**PROBLEM REQUIREMENTS**
Each line that follows is to be retyped exactly.

**SUPPLIED RECORDS**

-- start --

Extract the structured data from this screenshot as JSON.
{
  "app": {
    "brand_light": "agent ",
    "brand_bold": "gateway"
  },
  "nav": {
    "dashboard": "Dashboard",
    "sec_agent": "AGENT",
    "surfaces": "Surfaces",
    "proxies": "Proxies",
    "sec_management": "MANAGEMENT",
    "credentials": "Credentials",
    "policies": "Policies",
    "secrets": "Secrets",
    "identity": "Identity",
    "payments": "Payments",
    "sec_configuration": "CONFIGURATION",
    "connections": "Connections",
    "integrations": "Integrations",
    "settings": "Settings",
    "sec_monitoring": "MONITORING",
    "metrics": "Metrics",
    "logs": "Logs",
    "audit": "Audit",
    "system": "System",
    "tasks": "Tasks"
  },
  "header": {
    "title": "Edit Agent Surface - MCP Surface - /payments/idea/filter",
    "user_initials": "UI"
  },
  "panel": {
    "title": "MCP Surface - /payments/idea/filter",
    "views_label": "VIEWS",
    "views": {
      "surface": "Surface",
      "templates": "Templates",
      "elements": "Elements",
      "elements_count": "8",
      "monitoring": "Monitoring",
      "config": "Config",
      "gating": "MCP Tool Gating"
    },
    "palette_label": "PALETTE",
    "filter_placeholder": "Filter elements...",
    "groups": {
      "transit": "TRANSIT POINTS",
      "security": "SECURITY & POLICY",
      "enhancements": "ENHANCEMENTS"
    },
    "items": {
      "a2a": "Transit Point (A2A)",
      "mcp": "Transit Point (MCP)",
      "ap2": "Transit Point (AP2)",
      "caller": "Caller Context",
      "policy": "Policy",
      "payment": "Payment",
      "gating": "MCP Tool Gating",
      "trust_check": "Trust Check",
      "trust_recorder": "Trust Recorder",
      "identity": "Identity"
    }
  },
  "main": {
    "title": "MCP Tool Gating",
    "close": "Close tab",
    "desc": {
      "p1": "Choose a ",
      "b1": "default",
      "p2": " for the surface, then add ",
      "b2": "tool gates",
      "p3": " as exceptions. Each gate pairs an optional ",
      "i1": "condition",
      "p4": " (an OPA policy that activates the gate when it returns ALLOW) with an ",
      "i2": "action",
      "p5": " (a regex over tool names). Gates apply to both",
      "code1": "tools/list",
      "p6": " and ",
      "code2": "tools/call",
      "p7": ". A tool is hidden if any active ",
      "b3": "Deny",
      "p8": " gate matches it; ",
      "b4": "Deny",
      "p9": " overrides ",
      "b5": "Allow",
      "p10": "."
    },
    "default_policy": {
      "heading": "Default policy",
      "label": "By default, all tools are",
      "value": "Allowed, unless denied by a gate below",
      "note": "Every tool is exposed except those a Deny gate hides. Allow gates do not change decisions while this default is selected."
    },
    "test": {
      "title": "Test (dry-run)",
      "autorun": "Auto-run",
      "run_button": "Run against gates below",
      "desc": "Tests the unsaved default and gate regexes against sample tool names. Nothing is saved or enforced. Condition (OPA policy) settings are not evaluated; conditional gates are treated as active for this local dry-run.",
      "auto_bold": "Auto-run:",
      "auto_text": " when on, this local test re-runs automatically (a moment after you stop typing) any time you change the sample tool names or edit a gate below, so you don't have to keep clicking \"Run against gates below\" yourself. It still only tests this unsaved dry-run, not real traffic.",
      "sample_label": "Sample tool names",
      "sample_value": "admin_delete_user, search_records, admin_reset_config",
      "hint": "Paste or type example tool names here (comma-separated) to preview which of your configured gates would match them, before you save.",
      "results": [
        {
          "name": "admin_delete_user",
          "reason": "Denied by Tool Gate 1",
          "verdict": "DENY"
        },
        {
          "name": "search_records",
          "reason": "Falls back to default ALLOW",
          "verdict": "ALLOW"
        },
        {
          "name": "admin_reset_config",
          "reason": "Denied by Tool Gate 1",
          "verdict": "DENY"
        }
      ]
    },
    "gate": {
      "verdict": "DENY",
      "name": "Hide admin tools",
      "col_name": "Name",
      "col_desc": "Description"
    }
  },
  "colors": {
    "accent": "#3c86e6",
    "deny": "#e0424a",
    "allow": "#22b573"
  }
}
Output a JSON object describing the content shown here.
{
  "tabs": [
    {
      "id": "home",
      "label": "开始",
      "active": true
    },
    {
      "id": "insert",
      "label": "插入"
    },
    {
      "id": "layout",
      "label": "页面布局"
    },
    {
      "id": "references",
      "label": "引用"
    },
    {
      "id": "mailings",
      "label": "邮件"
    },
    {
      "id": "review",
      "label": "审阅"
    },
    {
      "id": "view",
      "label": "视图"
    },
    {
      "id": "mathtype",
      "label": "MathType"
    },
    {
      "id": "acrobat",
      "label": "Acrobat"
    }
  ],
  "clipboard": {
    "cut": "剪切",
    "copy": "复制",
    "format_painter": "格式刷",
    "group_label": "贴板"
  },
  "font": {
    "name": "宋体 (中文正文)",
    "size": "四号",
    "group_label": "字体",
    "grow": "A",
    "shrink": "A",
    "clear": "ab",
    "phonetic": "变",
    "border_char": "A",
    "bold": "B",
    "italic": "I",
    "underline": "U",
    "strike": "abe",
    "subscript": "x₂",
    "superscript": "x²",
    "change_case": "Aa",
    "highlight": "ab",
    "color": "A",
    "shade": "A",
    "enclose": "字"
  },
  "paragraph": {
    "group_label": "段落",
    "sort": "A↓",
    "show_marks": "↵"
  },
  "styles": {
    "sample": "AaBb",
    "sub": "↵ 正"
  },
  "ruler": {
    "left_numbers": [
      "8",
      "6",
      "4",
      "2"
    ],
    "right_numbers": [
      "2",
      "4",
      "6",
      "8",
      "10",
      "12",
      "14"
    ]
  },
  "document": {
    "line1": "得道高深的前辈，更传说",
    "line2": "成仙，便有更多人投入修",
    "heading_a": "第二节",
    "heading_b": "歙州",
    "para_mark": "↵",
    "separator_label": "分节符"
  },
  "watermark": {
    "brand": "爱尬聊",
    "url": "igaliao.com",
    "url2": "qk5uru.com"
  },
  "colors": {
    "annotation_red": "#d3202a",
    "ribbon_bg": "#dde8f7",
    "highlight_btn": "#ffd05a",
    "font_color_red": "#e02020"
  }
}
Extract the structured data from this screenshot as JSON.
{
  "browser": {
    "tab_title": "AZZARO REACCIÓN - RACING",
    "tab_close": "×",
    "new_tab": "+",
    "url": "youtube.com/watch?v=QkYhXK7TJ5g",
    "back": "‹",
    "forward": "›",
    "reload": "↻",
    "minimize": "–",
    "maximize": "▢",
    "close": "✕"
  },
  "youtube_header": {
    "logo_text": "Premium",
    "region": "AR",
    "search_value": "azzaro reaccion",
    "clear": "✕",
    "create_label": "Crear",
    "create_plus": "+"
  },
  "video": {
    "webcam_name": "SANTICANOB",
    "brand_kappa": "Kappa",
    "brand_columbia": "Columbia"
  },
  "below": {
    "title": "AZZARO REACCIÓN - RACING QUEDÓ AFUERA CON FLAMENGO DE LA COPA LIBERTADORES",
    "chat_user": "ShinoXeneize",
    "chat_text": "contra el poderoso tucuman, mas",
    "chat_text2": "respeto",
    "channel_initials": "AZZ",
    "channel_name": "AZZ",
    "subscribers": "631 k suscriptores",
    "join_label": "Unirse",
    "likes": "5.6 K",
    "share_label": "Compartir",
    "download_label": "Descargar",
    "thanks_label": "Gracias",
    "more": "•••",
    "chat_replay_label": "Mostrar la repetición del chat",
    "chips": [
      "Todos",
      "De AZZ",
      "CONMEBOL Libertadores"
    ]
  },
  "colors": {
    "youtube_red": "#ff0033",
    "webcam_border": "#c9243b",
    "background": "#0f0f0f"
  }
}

-- end --

**EXERCISE RESULT**
Extract the structured data from this screenshot as JSON.
{
  "app": {
    "brand_light": "agent ",
    "brand_bold": "gateway"
  },
  "nav": {
    "dashboard": "Dashboard",
    "sec_agent": "AGENT",
    "surfaces": "Surfaces",
    "proxies": "Proxies",
    "sec_management": "MANAGEMENT",
    "credentials": "Credentials",
    "policies": "Policies",
    "secrets": "Secrets",
    "identity": "Identity",
    "payments": "Payments",
    "sec_configuration": "CONFIGURATION",
    "connections": "Connections",
    "integrations": "Integrations",
    "settings": "Settings",
    "sec_monitoring": "MONITORING",
    "metrics": "Metrics",
    "logs": "Logs",
    "audit": "Audit",
    "system": "System",
    "tasks": "Tasks"
  },
  "header": {
    "title": "Edit Agent Surface - MCP Surface - /payments/idea/filter",
    "user_initials": "UI"
  },
  "panel": {
    "title": "MCP Surface - /payments/idea/filter",
    "views_label": "VIEWS",
    "views": {
      "surface": "Surface",
      "templates": "Templates",
      "elements": "Elements",
      "elements_count": "8",
      "monitoring": "Monitoring",
      "config": "Config",
      "gating": "MCP Tool Gating"
    },
    "palette_label": "PALETTE",
    "filter_placeholder": "Filter elements...",
    "groups": {
      "transit": "TRANSIT POINTS",
      "security": "SECURITY & POLICY",
      "enhancements": "ENHANCEMENTS"
    },
    "items": {
      "a2a": "Transit Point (A2A)",
      "mcp": "Transit Point (MCP)",
      "ap2": "Transit Point (AP2)",
      "caller": "Caller Context",
      "policy": "Policy",
      "payment": "Payment",
      "gating": "MCP Tool Gating",
      "trust_check": "Trust Check",
      "trust_recorder": "Trust Recorder",
      "identity": "Identity"
    }
  },
  "main": {
    "title": "MCP Tool Gating",
    "close": "Close tab",
    "desc": {
      "p1": "Choose a ",
      "b1": "default",
      "p2": " for the surface, then add ",
      "b2": "tool gates",
      "p3": " as exceptions. Each gate pairs an optional ",
      "i1": "condition",
      "p4": " (an OPA policy that activates the gate when it returns ALLOW) with an ",
      "i2": "action",
      "p5": " (a regex over tool names). Gates apply to both",
      "code1": "tools/list",
      "p6": " and ",
      "code2": "tools/call",
      "p7": ". A tool is hidden if any active ",
      "b3": "Deny",
      "p8": " gate matches it; ",
      "b4": "Deny",
      "p9": " overrides ",
      "b5": "Allow",
      "p10": "."
    },
    "default_policy": {
      "heading": "Default policy",
      "label": "By default, all tools are",
      "value": "Allowed, unless denied by a gate below",
      "note": "Every tool is exposed except those a Deny gate hides. Allow gates do not change decisions while this default is selected."
    },
    "test": {
      "title": "Test (dry-run)",
      "autorun": "Auto-run",
      "run_button": "Run against gates below",
      "desc": "Tests the unsaved default and gate regexes against sample tool names. Nothing is saved or enforced. Condition (OPA policy) settings are not evaluated; conditional gates are treated as active for this local dry-run.",
      "auto_bold": "Auto-run:",
      "auto_text": " when on, this local test re-runs automatically (a moment after you stop typing) any time you change the sample tool names or edit a gate below, so you don't have to keep clicking \"Run against gates below\" yourself. It still only tests this unsaved dry-run, not real traffic.",
      "sample_label": "Sample tool names",
      "sample_value": "admin_delete_user, search_records, admin_reset_config",
      "hint": "Paste or type example tool names here (comma-separated) to preview which of your configured gates would match them, before you save.",
      "results": [
        {
          "name": "admin_delete_user",
          "reason": "Denied by Tool Gate 1",
          "verdict": "DENY"
        },
        {
          "name": "search_records",
          "reason": "Falls back to default ALLOW",
          "verdict": "ALLOW"
        },
        {
          "name": "admin_reset_config",
          "reason": "Denied by Tool Gate 1",
          "verdict": "DENY"
        }
      ]
    },
    "gate": {
      "verdict": "DENY",
      "name": "Hide admin tools",
      "col_name": "Name",
      "col_desc": "Description"
    }
  },
  "colors": {
    "accent": "#3c86e6",
    "deny": "#e0424a",
    "allow": "#22b573"
  }
}
Output a JSON object describing the content shown here.
{
  "tabs": [
    {
      "id": "home",
      "label": "开始",
      "active": true
    },
    {
      "id": "insert",
      "label": "插入"
    },
    {
      "id": "layout",
      "label": "页面布局"
    },
    {
      "id": "references",
      "label": "引用"
    },
    {
      "id": "mailings",
      "label": "邮件"
    },
    {
      "id": "review",
      "label": "审阅"
    },
    {
      "id": "view",
      "label": "视图"
    },
    {
      "id": "mathtype",
      "label": "MathType"
    },
    {
      "id": "acrobat",
      "label": "Acrobat"
    }
  ],
  "clipboard": {
    "cut": "剪切",
    "copy": "复制",
    "format_painter": "格式刷",
    "group_label": "贴板"
  },
  "font": {
    "name": "宋体 (中文正文)",
    "size": "四号",
    "group_label": "字体",
    "grow": "A",
    "shrink": "A",
    "clear": "ab",
    "phonetic": "变",
    "border_char": "A",
    "bold": "B",
    "italic": "I",
    "underline": "U",
    "strike": "abe",
    "subscript": "x₂",
    "superscript": "x²",
    "change_case": "Aa",
    "highlight": "ab",
    "color": "A",
    "shade": "A",
    "enclose": "字"
  },
  "paragraph": {
    "group_label": "段落",
    "sort": "A↓",
    "show_marks": "↵"
  },
  "styles": {
    "sample": "AaBb",
    "sub": "↵ 正"
  },
  "ruler": {
    "left_numbers": [
      "8",
      "6",
      "4",
      "2"
    ],
    "right_numbers": [
      "2",
      "4",
      "6",
      "8",
      "10",
      "12",
      "14"
    ]
  },
  "document": {
    "line1": "得道高深的前辈，更传说",
    "line2": "成仙，便有更多人投入修",
    "heading_a": "第二节",
    "heading_b": "歙州",
    "para_mark": "↵",
    "separator_label": "分节符"
  },
  "watermark": {
    "brand": "爱尬聊",
    "url": "igaliao.com",
    "url2": "qk5uru.com"
  },
  "colors": {
    "annotation_red": "#d3202a",
    "ribbon_bg": "#dde8f7",
    "highlight_btn": "#ffd05a",
    "font_color_red": "#e02020"
  }
}
Extract the structured data from this screenshot as JSON.
{
  "browser": {
    "tab_title": "AZZARO REACCIÓN - RACING",
    "tab_close": "×",
    "new_tab": "+",
    "url": "youtube.com/watch?v=QkYhXK7TJ5g",
    "back": "‹",
    "forward": "›",
    "reload": "↻",
    "minimize": "–",
    "maximize": "▢",
    "close": "✕"
  },
  "youtube_header": {
    "logo_text": "Premium",
    "region": "AR",
    "search_value": "azzaro reaccion",
    "clear": "✕",
    "create_label": "Crear",
    "create_plus": "+"
  },
  "video": {
    "webcam_name": "SANTICANOB",
    "brand_kappa": "Kappa",
    "brand_columbia": "Columbia"
  },
  "below": {
    "title": "AZZARO REACCIÓN - RACING QUEDÓ AFUERA CON FLAMENGO DE LA COPA LIBERTADORES",
    "chat_user": "ShinoXeneize",
    "chat_text": "contra el poderoso tucuman, mas",
    "chat_text2": "respeto",
    "channel_initials": "AZZ",
    "channel_name": "AZZ",
    "subscribers": "631 k suscriptores",
    "join_label": "Unirse",
    "likes": "5.6 K",
    "share_label": "Compartir",
    "download_label": "Descargar",
    "thanks_label": "Gracias",
    "more": "•••",
    "chat_replay_label": "Mostrar la repetición del chat",
    "chips": [
      "Todos",
      "De AZZ",
      "CONMEBOL Libertadores"
    ]
  },
  "colors": {
    "youtube_red": "#ff0033",
    "webcam_border": "#c9243b",
    "background": "#0f0f0f"
  }
}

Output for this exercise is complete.